**Work to complete**:
Output every record word for word.

**The records**:
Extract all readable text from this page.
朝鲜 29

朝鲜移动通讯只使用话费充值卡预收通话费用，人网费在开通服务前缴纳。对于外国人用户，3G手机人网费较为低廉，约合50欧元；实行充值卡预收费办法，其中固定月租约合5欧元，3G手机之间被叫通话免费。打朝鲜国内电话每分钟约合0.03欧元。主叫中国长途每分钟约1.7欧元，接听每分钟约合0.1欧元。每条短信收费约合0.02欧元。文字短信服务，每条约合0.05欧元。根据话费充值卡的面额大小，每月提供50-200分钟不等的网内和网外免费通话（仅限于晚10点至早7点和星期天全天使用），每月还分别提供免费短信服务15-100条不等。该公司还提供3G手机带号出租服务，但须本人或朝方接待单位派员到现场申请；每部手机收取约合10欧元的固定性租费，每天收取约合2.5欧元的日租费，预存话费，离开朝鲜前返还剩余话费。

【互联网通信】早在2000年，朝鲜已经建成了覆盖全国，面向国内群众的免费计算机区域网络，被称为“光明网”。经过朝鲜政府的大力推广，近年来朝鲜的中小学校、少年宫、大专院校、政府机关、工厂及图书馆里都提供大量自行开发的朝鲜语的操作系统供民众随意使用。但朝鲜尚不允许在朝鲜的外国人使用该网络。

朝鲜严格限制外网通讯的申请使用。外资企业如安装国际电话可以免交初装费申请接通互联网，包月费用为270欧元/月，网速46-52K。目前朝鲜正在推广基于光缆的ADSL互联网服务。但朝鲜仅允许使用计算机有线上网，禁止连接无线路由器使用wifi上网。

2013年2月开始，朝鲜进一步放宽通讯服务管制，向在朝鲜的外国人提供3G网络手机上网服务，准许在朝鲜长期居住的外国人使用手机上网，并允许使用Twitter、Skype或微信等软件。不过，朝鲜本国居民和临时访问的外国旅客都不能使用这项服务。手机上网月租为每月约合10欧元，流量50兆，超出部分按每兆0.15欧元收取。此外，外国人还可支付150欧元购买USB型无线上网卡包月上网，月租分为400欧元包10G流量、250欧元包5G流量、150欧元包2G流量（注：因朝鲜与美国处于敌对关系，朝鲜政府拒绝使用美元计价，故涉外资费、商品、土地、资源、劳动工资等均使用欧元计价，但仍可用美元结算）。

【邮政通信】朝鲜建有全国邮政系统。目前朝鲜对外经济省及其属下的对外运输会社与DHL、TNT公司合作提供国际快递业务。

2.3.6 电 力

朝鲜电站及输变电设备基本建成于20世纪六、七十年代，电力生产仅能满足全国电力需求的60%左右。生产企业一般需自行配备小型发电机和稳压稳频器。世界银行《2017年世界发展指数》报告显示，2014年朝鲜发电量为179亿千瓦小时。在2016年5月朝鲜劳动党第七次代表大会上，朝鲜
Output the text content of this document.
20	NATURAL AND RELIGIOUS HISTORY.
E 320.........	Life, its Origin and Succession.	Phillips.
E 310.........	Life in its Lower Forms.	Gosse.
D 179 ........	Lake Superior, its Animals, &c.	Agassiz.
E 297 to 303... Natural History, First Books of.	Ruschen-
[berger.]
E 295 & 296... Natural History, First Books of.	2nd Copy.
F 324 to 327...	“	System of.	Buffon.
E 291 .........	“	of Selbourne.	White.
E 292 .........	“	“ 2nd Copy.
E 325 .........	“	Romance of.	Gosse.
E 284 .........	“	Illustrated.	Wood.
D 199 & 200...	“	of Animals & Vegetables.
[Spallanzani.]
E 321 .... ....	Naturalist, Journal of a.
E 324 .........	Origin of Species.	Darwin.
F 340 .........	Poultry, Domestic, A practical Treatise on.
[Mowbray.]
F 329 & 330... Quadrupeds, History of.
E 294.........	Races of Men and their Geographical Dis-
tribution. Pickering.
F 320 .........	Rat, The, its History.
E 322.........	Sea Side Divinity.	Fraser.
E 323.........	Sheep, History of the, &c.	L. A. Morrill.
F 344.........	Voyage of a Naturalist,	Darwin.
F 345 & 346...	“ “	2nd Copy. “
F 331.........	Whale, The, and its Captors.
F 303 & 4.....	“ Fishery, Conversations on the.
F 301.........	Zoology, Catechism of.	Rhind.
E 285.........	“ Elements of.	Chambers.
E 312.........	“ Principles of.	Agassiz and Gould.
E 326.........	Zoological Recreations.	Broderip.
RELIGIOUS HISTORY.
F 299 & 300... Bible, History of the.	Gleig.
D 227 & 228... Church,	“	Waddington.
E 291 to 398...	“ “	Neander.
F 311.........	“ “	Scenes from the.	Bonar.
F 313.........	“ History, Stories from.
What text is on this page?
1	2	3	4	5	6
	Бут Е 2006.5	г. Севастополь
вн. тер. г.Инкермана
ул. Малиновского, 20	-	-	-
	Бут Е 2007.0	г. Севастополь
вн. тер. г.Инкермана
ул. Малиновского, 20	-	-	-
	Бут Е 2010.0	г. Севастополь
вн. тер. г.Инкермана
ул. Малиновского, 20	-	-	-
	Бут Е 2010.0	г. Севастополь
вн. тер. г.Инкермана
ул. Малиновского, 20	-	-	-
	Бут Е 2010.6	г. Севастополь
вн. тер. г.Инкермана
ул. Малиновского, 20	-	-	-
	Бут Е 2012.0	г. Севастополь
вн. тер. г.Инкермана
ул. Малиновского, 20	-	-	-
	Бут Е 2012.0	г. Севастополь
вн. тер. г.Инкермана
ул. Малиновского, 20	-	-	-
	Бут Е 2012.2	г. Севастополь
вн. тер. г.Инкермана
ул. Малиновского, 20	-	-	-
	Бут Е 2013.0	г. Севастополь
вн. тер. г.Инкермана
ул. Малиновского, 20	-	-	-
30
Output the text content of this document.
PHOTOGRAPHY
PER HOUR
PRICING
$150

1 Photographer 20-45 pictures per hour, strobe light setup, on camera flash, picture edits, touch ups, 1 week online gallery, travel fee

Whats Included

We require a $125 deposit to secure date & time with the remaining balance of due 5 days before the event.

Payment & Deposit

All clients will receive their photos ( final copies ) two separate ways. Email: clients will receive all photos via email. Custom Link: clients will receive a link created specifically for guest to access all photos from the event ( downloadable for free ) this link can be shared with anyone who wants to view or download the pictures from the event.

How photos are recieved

**Final result**:
Extract all readable text from this page.
朝鲜 29

朝鲜移动通讯只使用话费充值卡预收通话费用，人网费在开通服务前缴纳。对于外国人用户，3G手机人网费较为低廉，约合50欧元；实行充值卡预收费办法，其中固定月租约合5欧元，3G手机之间被叫通话免费。打朝鲜国内电话每分钟约合0.03欧元。主叫中国长途每分钟约1.7欧元，接听每分钟约合0.1欧元。每条短信收费约合0.02欧元。文字短信服务，每条约合0.05欧元。根据话费充值卡的面额大小，每月提供50-200分钟不等的网内和网外免费通话（仅限于晚10点至早7点和星期天全天使用），每月还分别提供免费短信服务15-100条不等。该公司还提供3G手机带号出租服务，但须本人或朝方接待单位派员到现场申请；每部手机收取约合10欧元的固定性租费，每天收取约合2.5欧元的日租费，预存话费，离开朝鲜前返还剩余话费。

【互联网通信】早在2000年，朝鲜已经建成了覆盖全国，面向国内群众的免费计算机区域网络，被称为“光明网”。经过朝鲜政府的大力推广，近年来朝鲜的中小学校、少年宫、大专院校、政府机关、工厂及图书馆里都提供大量自行开发的朝鲜语的操作系统供民众随意使用。但朝鲜尚不允许在朝鲜的外国人使用该网络。

朝鲜严格限制外网通讯的申请使用。外资企业如安装国际电话可以免交初装费申请接通互联网，包月费用为270欧元/月，网速46-52K。目前朝鲜正在推广基于光缆的ADSL互联网服务。但朝鲜仅允许使用计算机有线上网，禁止连接无线路由器使用wifi上网。

2013年2月开始，朝鲜进一步放宽通讯服务管制，向在朝鲜的外国人提供3G网络手机上网服务，准许在朝鲜长期居住的外国人使用手机上网，并允许使用Twitter、Skype或微信等软件。不过，朝鲜本国居民和临时访问的外国旅客都不能使用这项服务。手机上网月租为每月约合10欧元，流量50兆，超出部分按每兆0.15欧元收取。此外，外国人还可支付150欧元购买USB型无线上网卡包月上网，月租分为400欧元包10G流量、250欧元包5G流量、150欧元包2G流量（注：因朝鲜与美国处于敌对关系，朝鲜政府拒绝使用美元计价，故涉外资费、商品、土地、资源、劳动工资等均使用欧元计价，但仍可用美元结算）。

【邮政通信】朝鲜建有全国邮政系统。目前朝鲜对外经济省及其属下的对外运输会社与DHL、TNT公司合作提供国际快递业务。

2.3.6 电 力

朝鲜电站及输变电设备基本建成于20世纪六、七十年代，电力生产仅能满足全国电力需求的60%左右。生产企业一般需自行配备小型发电机和稳压稳频器。世界银行《2017年世界发展指数》报告显示，2014年朝鲜发电量为179亿千瓦小时。在2016年5月朝鲜劳动党第七次代表大会上，朝鲜
Output the text content of this document.
20	NATURAL AND RELIGIOUS HISTORY.
E 320.........	Life, its Origin and Succession.	Phillips.
E 310.........	Life in its Lower Forms.	Gosse.
D 179 ........	Lake Superior, its Animals, &c.	Agassiz.
E 297 to 303... Natural History, First Books of.	Ruschen-
[berger.]
E 295 & 296... Natural History, First Books of.	2nd Copy.
F 324 to 327...	“	System of.	Buffon.
E 291 .........	“	of Selbourne.	White.
E 292 .........	“	“ 2nd Copy.
E 325 .........	“	Romance of.	Gosse.
E 284 .........	“	Illustrated.	Wood.
D 199 & 200...	“	of Animals & Vegetables.
[Spallanzani.]
E 321 .... ....	Naturalist, Journal of a.
E 324 .........	Origin of Species.	Darwin.
F 340 .........	Poultry, Domestic, A practical Treatise on.
[Mowbray.]
F 329 & 330... Quadrupeds, History of.
E 294.........	Races of Men and their Geographical Dis-
tribution. Pickering.
F 320 .........	Rat, The, its History.
E 322.........	Sea Side Divinity.	Fraser.
E 323.........	Sheep, History of the, &c.	L. A. Morrill.
F 344.........	Voyage of a Naturalist,	Darwin.
F 345 & 346...	“ “	2nd Copy. “
F 331.........	Whale, The, and its Captors.
F 303 & 4.....	“ Fishery, Conversations on the.
F 301.........	Zoology, Catechism of.	Rhind.
E 285.........	“ Elements of.	Chambers.
E 312.........	“ Principles of.	Agassiz and Gould.
E 326.........	Zoological Recreations.	Broderip.
RELIGIOUS HISTORY.
F 299 & 300... Bible, History of the.	Gleig.
D 227 & 228... Church,	“	Waddington.
E 291 to 398...	“ “	Neander.
F 311.........	“ “	Scenes from the.	Bonar.
F 313.........	“ History, Stories from.
What text is on this page?
1	2	3	4	5	6
	Бут Е 2006.5	г. Севастополь
вн. тер. г.Инкермана
ул. Малиновского, 20	-	-	-
	Бут Е 2007.0	г. Севастополь
вн. тер. г.Инкермана
ул. Малиновского, 20	-	-	-
	Бут Е 2010.0	г. Севастополь
вн. тер. г.Инкермана
ул. Малиновского, 20	-	-	-
	Бут Е 2010.0	г. Севастополь
вн. тер. г.Инкермана
ул. Малиновского, 20	-	-	-
	Бут Е 2010.6	г. Севастополь
вн. тер. г.Инкермана
ул. Малиновского, 20	-	-	-
	Бут Е 2012.0	г. Севастополь
вн. тер. г.Инкермана
ул. Малиновского, 20	-	-	-
	Бут Е 2012.0	г. Севастополь
вн. тер. г.Инкермана
ул. Малиновского, 20	-	-	-
	Бут Е 2012.2	г. Севастополь
вн. тер. г.Инкермана
ул. Малиновского, 20	-	-	-
	Бут Е 2013.0	г. Севастополь
вн. тер. г.Инкермана
ул. Малиновского, 20	-	-	-
30
Output the text content of this document.
PHOTOGRAPHY
PER HOUR
PRICING
$150

1 Photographer 20-45 pictures per hour, strobe light setup, on camera flash, picture edits, touch ups, 1 week online gallery, travel fee

Whats Included

We require a $125 deposit to secure date & time with the remaining balance of due 5 days before the event.

Payment & Deposit

All clients will receive their photos ( final copies ) two separate ways. Email: clients will receive all photos via email. Custom Link: clients will receive a link created specifically for guest to access all photos from the event ( downloadable for free ) this link can be shared with anyone who wants to view or download the pictures from the event.

How photos are recieved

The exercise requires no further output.